▸ **Exercise prompt**: Which lines below hold the word "Programs"? Copy all of them.

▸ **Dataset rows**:
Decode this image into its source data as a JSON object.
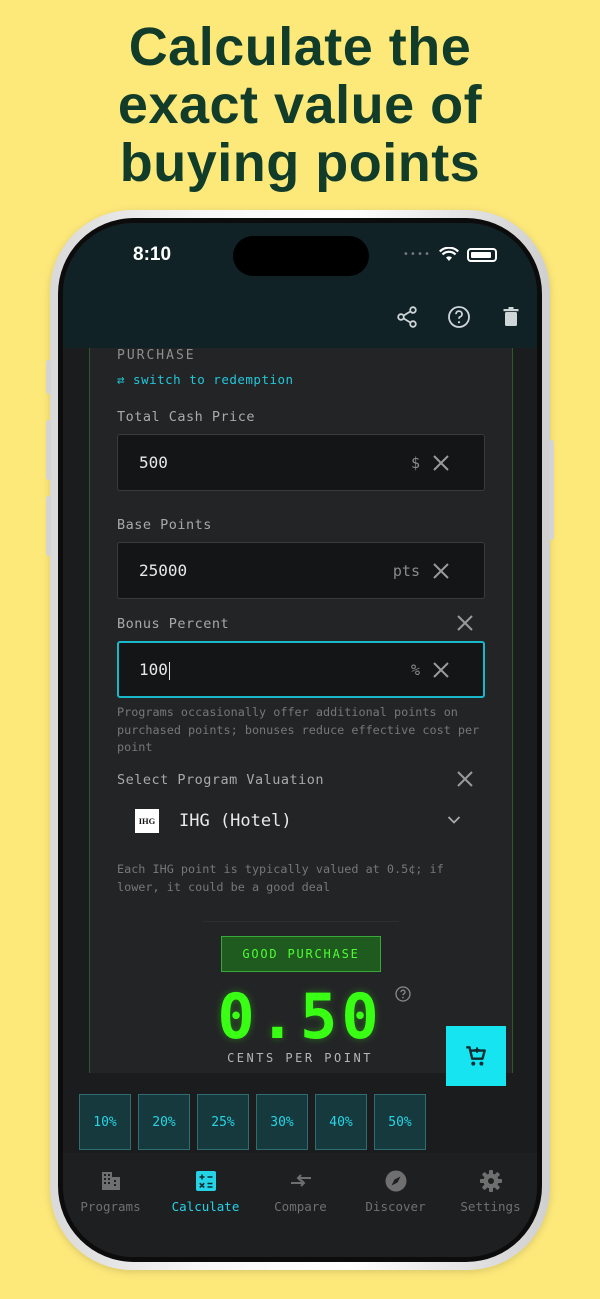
{
  "headline": {
    "line1": "Calculate the",
    "line2": "exact value of",
    "line3": "buying points"
  },
  "status_bar": {
    "time": "8:10",
    "signal_icon": "signal-dots-icon",
    "wifi_icon": "wifi-icon",
    "battery_icon": "battery-icon"
  },
  "toolbar": {
    "share_icon": "share-icon",
    "help_icon": "help-circle-icon",
    "delete_icon": "trash-icon"
  },
  "form": {
    "section_title": "PURCHASE",
    "switch_link": "⇄ switch to redemption",
    "total_cash": {
      "label": "Total Cash Price",
      "value": "500",
      "unit": "$"
    },
    "base_points": {
      "label": "Base Points",
      "value": "25000",
      "unit": "pts"
    },
    "bonus_percent": {
      "label": "Bonus Percent",
      "value": "100",
      "unit": "%",
      "helper": "Programs occasionally offer additional points on purchased points; bonuses reduce effective cost per point"
    },
    "program": {
      "label": "Select Program Valuation",
      "logo_text": "IHG",
      "name": "IHG (Hotel)",
      "helper": "Each IHG point is typically valued at 0.5¢; if lower, it could be a good deal"
    }
  },
  "result": {
    "badge": "GOOD PURCHASE",
    "value": "0.50",
    "unit_label": "CENTS PER POINT"
  },
  "quick_percents": [
    "10%",
    "20%",
    "25%",
    "30%",
    "40%",
    "50%"
  ],
  "tabs": [
    {
      "label": "Programs",
      "icon": "building-icon",
      "active": false
    },
    {
      "label": "Calculate",
      "icon": "calculator-icon",
      "active": true
    },
    {
      "label": "Compare",
      "icon": "compare-arrows-icon",
      "active": false
    },
    {
      "label": "Discover",
      "icon": "compass-icon",
      "active": false
    },
    {
      "label": "Settings",
      "icon": "gear-icon",
      "active": false
    }
  ],
  "colors": {
    "background": "#fde97a",
    "headline": "#123c2a",
    "accent_cyan": "#16e4f0",
    "good_green": "#39ff14"
  }
}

▸ **Output of the exercise**:
      "helper": "Programs occasionally offer additional points on purchased points; bonuses reduce effective cost per point"
      "label": "Programs",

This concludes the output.